[Written exercise]
From the data that follows, report how many lines hold the string "zawarcie", giving only the number.

[Records for the task]
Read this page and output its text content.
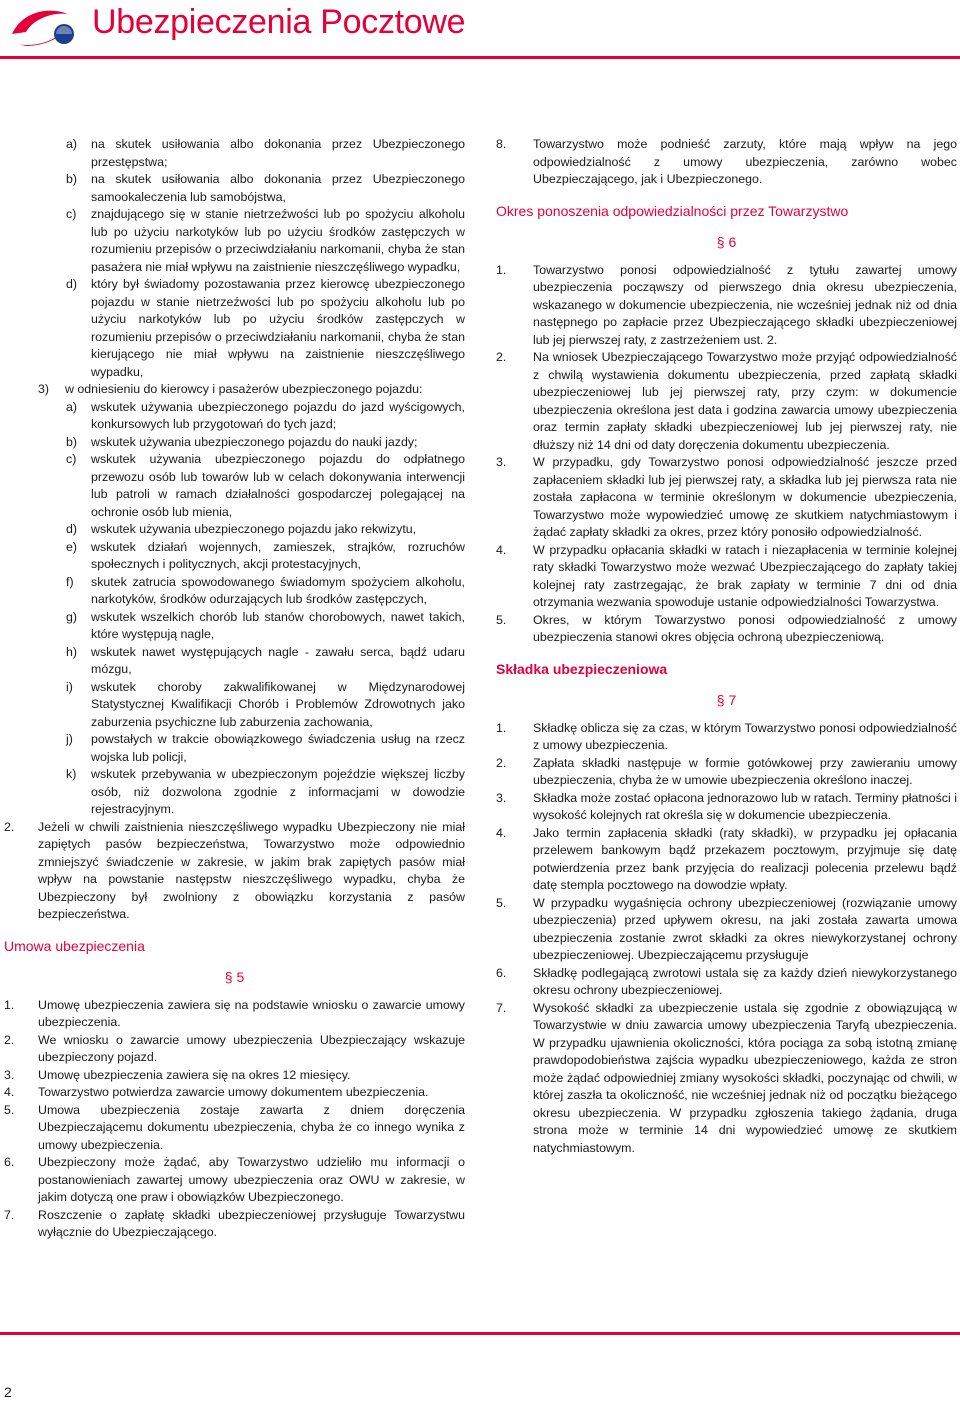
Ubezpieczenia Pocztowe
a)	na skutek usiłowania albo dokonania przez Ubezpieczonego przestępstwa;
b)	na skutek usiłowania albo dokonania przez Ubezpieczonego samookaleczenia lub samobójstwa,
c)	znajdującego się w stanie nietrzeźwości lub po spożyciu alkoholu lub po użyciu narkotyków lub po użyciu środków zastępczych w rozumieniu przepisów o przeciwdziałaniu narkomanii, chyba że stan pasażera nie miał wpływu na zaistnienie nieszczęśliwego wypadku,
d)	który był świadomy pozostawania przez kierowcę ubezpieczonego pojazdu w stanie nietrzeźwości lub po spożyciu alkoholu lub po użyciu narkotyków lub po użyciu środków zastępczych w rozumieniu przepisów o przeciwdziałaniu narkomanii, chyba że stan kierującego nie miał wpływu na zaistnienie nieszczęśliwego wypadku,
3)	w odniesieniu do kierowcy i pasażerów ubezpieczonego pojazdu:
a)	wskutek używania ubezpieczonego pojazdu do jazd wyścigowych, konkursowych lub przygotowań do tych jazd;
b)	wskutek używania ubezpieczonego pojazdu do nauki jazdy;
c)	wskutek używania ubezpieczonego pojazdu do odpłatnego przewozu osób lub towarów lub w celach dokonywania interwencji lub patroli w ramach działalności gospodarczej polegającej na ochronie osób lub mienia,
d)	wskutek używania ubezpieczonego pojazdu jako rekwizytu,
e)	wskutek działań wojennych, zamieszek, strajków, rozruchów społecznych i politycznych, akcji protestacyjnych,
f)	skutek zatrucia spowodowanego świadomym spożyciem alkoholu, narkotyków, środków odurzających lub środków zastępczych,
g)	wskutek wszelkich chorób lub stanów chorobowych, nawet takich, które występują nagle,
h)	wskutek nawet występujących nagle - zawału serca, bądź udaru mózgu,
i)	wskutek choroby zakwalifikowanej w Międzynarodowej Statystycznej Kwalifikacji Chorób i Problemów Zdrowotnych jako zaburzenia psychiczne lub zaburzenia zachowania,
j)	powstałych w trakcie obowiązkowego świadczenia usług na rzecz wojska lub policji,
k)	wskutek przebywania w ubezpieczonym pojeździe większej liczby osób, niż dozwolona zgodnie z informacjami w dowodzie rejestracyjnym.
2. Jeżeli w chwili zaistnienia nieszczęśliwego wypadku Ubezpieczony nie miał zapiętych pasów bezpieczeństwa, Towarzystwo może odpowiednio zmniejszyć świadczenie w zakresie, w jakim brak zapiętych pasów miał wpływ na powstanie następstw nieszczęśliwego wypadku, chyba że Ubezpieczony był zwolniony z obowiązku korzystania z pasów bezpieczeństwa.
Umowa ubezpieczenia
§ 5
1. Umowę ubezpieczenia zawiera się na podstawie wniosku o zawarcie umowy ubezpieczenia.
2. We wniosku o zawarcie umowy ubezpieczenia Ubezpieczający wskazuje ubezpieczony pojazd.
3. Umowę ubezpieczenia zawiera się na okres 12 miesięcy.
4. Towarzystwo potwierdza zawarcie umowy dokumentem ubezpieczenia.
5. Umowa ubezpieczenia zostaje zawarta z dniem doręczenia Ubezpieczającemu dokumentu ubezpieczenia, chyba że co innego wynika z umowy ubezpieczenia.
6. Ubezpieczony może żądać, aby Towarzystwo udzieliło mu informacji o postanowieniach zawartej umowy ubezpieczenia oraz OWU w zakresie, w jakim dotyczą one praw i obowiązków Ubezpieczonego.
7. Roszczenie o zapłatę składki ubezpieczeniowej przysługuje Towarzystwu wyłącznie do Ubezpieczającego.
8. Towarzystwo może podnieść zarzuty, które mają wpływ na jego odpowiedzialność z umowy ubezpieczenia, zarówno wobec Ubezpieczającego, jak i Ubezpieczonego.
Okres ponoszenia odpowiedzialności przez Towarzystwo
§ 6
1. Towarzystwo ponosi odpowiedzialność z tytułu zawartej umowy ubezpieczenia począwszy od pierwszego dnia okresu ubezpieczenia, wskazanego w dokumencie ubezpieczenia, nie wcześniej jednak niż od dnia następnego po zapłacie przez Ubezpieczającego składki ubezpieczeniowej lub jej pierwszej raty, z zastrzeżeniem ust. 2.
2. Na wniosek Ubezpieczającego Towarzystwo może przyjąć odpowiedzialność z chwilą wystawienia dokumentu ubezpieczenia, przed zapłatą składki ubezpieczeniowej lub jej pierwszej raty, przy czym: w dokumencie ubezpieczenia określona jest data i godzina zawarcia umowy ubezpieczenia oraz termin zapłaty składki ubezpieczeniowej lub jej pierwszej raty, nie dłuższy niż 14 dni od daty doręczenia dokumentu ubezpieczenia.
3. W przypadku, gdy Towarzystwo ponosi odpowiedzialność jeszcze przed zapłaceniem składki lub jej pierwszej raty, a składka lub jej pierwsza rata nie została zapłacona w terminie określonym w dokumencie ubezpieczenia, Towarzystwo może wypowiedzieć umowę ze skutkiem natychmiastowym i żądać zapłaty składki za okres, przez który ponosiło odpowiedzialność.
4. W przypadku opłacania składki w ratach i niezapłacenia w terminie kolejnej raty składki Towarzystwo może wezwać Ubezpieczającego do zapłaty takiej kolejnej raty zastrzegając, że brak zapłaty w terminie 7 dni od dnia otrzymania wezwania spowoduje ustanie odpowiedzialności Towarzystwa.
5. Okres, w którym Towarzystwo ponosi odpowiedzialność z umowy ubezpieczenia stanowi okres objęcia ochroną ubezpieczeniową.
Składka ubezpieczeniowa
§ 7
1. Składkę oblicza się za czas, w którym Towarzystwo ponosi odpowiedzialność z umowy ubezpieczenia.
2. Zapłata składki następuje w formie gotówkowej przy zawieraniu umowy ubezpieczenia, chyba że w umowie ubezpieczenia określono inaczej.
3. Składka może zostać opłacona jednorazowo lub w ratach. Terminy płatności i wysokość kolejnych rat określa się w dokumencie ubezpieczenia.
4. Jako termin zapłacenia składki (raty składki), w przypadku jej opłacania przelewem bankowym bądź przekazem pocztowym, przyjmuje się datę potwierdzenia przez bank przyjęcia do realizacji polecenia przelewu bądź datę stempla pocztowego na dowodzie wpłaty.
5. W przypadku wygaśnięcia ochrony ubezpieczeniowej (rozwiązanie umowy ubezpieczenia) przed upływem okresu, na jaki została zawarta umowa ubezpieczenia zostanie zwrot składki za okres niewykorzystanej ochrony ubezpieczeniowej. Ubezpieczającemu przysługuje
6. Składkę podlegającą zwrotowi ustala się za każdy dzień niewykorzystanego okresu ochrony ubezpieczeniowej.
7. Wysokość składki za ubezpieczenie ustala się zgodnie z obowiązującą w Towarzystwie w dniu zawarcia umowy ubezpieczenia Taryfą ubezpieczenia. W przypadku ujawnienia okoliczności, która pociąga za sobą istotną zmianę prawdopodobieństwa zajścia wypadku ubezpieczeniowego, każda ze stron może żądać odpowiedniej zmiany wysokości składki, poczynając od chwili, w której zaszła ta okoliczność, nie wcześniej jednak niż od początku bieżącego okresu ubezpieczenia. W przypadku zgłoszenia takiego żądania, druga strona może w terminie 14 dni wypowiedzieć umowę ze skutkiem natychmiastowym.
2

* * *

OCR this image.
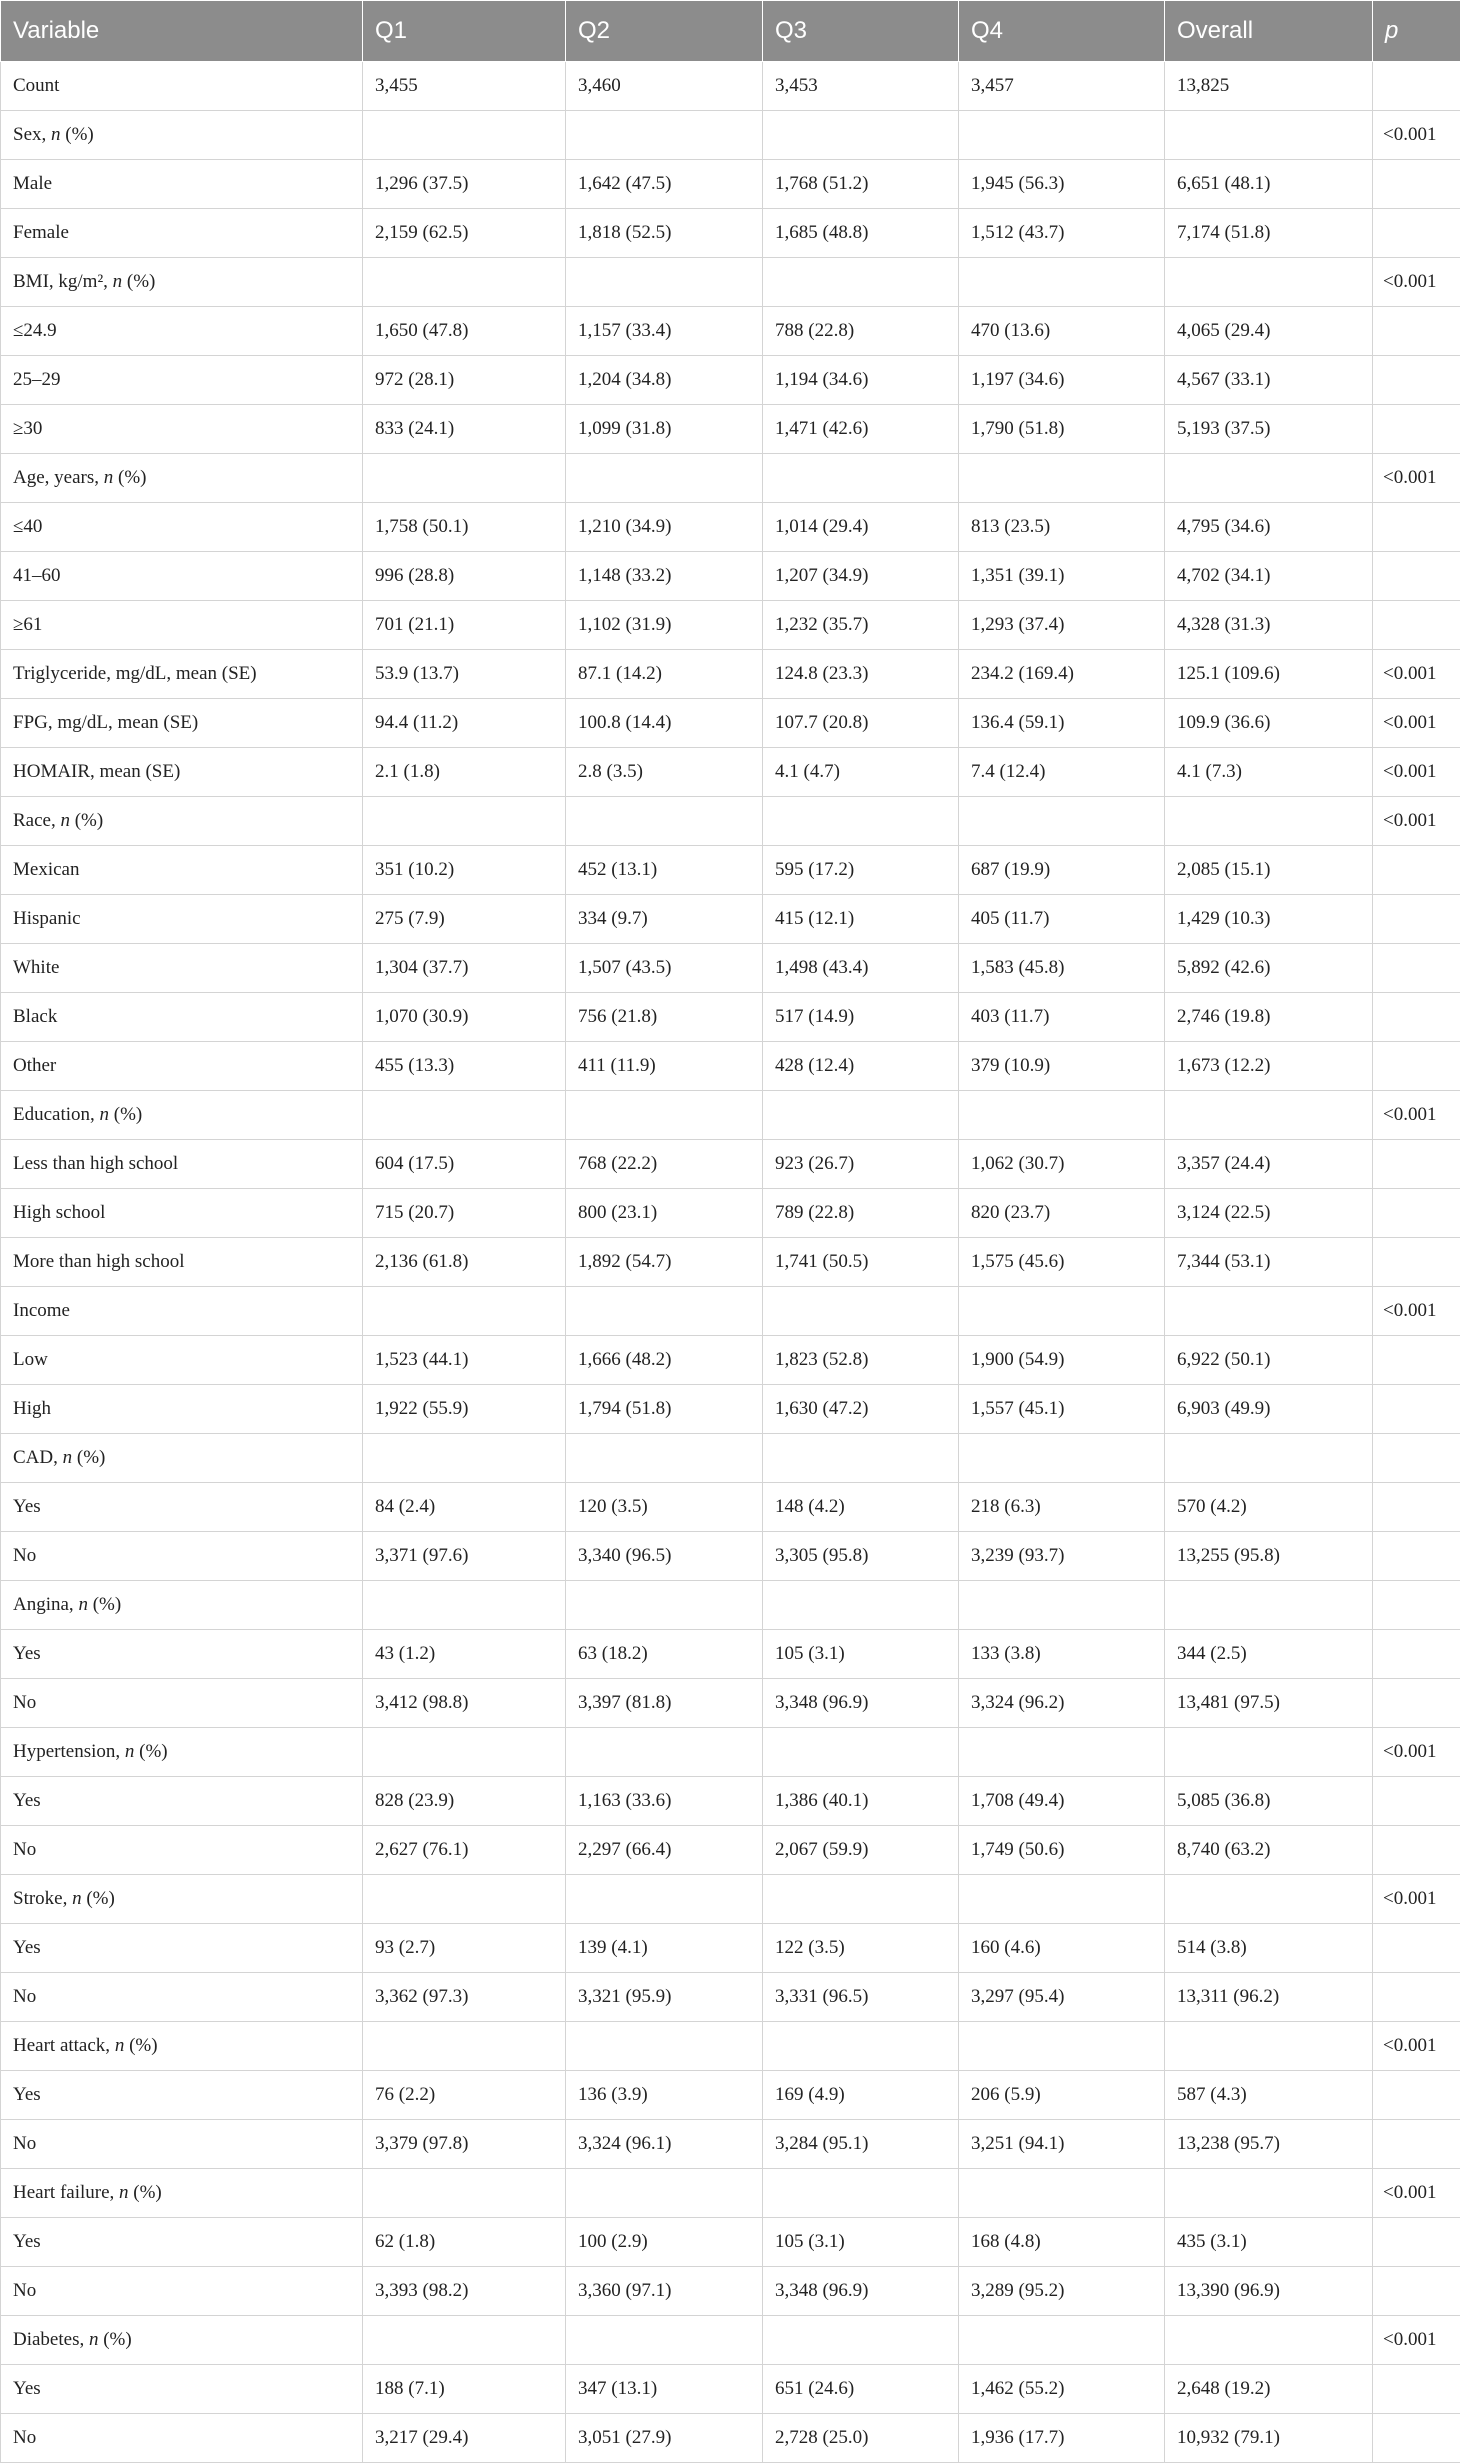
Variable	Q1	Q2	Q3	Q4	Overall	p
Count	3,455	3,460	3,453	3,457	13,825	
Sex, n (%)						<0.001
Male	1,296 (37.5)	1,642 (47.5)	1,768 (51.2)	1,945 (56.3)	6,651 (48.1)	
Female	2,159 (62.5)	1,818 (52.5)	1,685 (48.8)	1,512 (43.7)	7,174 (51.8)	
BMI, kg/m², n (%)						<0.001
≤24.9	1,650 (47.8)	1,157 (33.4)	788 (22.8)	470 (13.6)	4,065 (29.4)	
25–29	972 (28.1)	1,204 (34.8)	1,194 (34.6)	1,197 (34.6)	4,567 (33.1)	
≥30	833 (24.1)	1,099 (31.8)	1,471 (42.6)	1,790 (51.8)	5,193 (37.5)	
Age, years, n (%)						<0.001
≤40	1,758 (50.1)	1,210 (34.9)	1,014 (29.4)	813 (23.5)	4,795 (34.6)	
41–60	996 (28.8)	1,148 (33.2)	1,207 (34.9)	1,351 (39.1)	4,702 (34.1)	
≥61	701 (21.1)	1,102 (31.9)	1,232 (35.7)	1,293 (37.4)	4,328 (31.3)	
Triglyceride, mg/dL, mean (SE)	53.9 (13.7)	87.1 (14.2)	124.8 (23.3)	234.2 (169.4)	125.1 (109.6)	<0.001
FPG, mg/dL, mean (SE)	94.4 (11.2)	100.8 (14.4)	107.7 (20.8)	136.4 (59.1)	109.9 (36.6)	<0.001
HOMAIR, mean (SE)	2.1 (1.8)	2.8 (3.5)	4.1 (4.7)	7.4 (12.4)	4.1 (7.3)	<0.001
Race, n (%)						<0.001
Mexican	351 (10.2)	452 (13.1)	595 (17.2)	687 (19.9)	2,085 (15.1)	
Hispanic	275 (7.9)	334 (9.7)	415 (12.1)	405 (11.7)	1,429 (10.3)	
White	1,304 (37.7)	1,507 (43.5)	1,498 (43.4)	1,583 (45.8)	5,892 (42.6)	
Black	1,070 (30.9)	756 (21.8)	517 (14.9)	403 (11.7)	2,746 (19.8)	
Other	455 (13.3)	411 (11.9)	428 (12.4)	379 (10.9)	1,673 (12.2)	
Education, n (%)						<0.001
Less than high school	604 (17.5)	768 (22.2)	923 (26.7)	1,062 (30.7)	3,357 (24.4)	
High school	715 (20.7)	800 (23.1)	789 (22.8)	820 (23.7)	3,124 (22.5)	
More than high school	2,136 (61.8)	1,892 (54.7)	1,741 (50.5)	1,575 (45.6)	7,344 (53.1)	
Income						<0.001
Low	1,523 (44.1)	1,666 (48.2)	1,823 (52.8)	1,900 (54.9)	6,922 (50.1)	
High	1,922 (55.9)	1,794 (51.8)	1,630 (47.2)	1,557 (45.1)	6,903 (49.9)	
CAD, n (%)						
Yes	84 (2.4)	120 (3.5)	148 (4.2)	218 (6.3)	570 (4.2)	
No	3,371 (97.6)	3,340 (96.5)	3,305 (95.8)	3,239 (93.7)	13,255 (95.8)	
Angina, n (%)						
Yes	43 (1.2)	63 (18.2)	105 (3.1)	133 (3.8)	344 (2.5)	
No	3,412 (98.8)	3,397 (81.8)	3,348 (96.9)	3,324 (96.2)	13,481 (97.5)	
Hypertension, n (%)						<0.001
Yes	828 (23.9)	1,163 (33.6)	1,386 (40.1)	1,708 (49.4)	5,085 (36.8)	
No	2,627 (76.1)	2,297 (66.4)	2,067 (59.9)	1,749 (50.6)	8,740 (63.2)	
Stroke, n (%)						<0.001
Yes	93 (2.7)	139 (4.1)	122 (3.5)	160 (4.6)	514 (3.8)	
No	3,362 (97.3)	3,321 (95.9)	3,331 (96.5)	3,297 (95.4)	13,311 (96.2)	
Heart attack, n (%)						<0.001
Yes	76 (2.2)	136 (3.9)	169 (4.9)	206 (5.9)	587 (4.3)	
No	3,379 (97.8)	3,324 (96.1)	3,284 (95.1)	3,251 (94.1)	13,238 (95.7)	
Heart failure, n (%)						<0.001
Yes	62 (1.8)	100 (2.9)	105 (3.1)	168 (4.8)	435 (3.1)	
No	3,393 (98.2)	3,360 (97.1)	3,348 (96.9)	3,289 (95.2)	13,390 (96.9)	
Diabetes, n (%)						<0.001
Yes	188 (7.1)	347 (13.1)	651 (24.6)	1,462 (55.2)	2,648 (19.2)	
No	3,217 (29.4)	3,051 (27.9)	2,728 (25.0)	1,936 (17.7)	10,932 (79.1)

[Result for this exercise]
3